Please copy out the listing below in full and exactly.

Segment Start: RECORDED DATA

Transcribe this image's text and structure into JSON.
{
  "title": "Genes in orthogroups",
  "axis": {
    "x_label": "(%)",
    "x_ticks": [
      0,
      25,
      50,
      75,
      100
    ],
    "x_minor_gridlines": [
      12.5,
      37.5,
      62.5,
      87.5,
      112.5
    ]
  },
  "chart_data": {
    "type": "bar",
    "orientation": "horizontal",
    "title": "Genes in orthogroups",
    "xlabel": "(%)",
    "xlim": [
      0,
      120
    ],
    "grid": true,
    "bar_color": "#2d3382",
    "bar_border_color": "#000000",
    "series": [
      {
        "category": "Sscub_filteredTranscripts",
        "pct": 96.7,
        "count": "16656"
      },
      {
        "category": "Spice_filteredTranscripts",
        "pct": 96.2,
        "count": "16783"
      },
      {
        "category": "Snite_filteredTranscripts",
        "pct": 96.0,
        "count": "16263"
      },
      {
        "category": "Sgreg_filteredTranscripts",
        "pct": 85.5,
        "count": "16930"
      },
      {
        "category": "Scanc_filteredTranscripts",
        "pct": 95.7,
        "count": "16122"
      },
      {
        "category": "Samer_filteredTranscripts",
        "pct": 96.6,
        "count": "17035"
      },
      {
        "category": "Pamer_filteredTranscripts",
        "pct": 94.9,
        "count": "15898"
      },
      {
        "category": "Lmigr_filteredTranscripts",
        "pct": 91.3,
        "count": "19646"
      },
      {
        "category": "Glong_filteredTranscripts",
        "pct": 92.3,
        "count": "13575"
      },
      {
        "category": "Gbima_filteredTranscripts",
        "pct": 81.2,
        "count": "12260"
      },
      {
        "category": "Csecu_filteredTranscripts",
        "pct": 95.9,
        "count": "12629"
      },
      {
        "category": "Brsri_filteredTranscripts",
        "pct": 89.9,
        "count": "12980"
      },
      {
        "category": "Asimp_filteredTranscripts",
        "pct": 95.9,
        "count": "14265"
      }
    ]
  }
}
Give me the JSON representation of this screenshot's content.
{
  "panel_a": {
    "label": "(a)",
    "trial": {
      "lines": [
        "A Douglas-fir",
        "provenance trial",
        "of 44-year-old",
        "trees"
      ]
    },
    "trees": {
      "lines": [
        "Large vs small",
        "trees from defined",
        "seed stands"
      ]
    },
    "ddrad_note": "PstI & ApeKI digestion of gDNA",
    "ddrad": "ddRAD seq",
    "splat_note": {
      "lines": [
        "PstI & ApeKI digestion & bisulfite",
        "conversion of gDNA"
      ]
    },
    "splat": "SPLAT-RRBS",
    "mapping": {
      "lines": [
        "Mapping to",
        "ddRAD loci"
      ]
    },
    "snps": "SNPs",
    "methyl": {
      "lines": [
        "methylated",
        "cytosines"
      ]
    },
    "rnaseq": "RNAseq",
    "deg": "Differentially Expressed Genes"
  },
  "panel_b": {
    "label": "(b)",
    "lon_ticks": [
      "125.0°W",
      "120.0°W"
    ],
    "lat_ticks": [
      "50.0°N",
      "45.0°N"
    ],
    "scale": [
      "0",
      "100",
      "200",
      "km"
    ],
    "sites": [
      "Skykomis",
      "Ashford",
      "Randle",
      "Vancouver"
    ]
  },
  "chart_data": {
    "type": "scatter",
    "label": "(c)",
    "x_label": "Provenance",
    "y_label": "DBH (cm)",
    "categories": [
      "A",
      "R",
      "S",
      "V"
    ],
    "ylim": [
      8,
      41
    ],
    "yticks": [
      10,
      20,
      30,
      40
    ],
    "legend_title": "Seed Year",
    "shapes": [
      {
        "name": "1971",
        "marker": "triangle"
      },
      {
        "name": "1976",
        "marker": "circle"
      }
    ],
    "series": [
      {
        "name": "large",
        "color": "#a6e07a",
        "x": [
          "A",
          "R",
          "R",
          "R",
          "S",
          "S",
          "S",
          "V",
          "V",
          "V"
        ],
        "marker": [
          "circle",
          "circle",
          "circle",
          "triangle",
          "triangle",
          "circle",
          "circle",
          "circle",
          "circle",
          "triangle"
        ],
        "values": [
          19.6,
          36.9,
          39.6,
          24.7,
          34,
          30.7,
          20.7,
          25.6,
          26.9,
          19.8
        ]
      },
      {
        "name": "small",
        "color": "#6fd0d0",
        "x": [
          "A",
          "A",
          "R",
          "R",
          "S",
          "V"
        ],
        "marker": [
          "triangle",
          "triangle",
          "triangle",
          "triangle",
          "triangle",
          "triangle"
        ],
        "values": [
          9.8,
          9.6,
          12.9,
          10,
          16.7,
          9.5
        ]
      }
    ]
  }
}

Segment End: RECORDED DATA

TASK ANSWER:
Transcribe this image's text and structure into JSON.
{
  "title": "Genes in orthogroups",
  "axis": {
    "x_label": "(%)",
    "x_ticks": [
      0,
      25,
      50,
      75,
      100
    ],
    "x_minor_gridlines": [
      12.5,
      37.5,
      62.5,
      87.5,
      112.5
    ]
  },
  "chart_data": {
    "type": "bar",
    "orientation": "horizontal",
    "title": "Genes in orthogroups",
    "xlabel": "(%)",
    "xlim": [
      0,
      120
    ],
    "grid": true,
    "bar_color": "#2d3382",
    "bar_border_color": "#000000",
    "series": [
      {
        "category": "Sscub_filteredTranscripts",
        "pct": 96.7,
        "count": "16656"
      },
      {
        "category": "Spice_filteredTranscripts",
        "pct": 96.2,
        "count": "16783"
      },
      {
        "category": "Snite_filteredTranscripts",
        "pct": 96.0,
        "count": "16263"
      },
      {
        "category": "Sgreg_filteredTranscripts",
        "pct": 85.5,
        "count": "16930"
      },
      {
        "category": "Scanc_filteredTranscripts",
        "pct": 95.7,
        "count": "16122"
      },
      {
        "category": "Samer_filteredTranscripts",
        "pct": 96.6,
        "count": "17035"
      },
      {
        "category": "Pamer_filteredTranscripts",
        "pct": 94.9,
        "count": "15898"
      },
      {
        "category": "Lmigr_filteredTranscripts",
        "pct": 91.3,
        "count": "19646"
      },
      {
        "category": "Glong_filteredTranscripts",
        "pct": 92.3,
        "count": "13575"
      },
      {
        "category": "Gbima_filteredTranscripts",
        "pct": 81.2,
        "count": "12260"
      },
      {
        "category": "Csecu_filteredTranscripts",
        "pct": 95.9,
        "count": "12629"
      },
      {
        "category": "Brsri_filteredTranscripts",
        "pct": 89.9,
        "count": "12980"
      },
      {
        "category": "Asimp_filteredTranscripts",
        "pct": 95.9,
        "count": "14265"
      }
    ]
  }
}
Give me the JSON representation of this screenshot's content.
{
  "panel_a": {
    "label": "(a)",
    "trial": {
      "lines": [
        "A Douglas-fir",
        "provenance trial",
        "of 44-year-old",
        "trees"
      ]
    },
    "trees": {
      "lines": [
        "Large vs small",
        "trees from defined",
        "seed stands"
      ]
    },
    "ddrad_note": "PstI & ApeKI digestion of gDNA",
    "ddrad": "ddRAD seq",
    "splat_note": {
      "lines": [
        "PstI & ApeKI digestion & bisulfite",
        "conversion of gDNA"
      ]
    },
    "splat": "SPLAT-RRBS",
    "mapping": {
      "lines": [
        "Mapping to",
        "ddRAD loci"
      ]
    },
    "snps": "SNPs",
    "methyl": {
      "lines": [
        "methylated",
        "cytosines"
      ]
    },
    "rnaseq": "RNAseq",
    "deg": "Differentially Expressed Genes"
  },
  "panel_b": {
    "label": "(b)",
    "lon_ticks": [
      "125.0°W",
      "120.0°W"
    ],
    "lat_ticks": [
      "50.0°N",
      "45.0°N"
    ],
    "scale": [
      "0",
      "100",
      "200",
      "km"
    ],
    "sites": [
      "Skykomis",
      "Ashford",
      "Randle",
      "Vancouver"
    ]
  },
  "chart_data": {
    "type": "scatter",
    "label": "(c)",
    "x_label": "Provenance",
    "y_label": "DBH (cm)",
    "categories": [
      "A",
      "R",
      "S",
      "V"
    ],
    "ylim": [
      8,
      41
    ],
    "yticks": [
      10,
      20,
      30,
      40
    ],
    "legend_title": "Seed Year",
    "shapes": [
      {
        "name": "1971",
        "marker": "triangle"
      },
      {
        "name": "1976",
        "marker": "circle"
      }
    ],
    "series": [
      {
        "name": "large",
        "color": "#a6e07a",
        "x": [
          "A",
          "R",
          "R",
          "R",
          "S",
          "S",
          "S",
          "V",
          "V",
          "V"
        ],
        "marker": [
          "circle",
          "circle",
          "circle",
          "triangle",
          "triangle",
          "circle",
          "circle",
          "circle",
          "circle",
          "triangle"
        ],
        "values": [
          19.6,
          36.9,
          39.6,
          24.7,
          34,
          30.7,
          20.7,
          25.6,
          26.9,
          19.8
        ]
      },
      {
        "name": "small",
        "color": "#6fd0d0",
        "x": [
          "A",
          "A",
          "R",
          "R",
          "S",
          "V"
        ],
        "marker": [
          "triangle",
          "triangle",
          "triangle",
          "triangle",
          "triangle",
          "triangle"
        ],
        "values": [
          9.8,
          9.6,
          12.9,
          10,
          16.7,
          9.5
        ]
      }
    ]
  }
}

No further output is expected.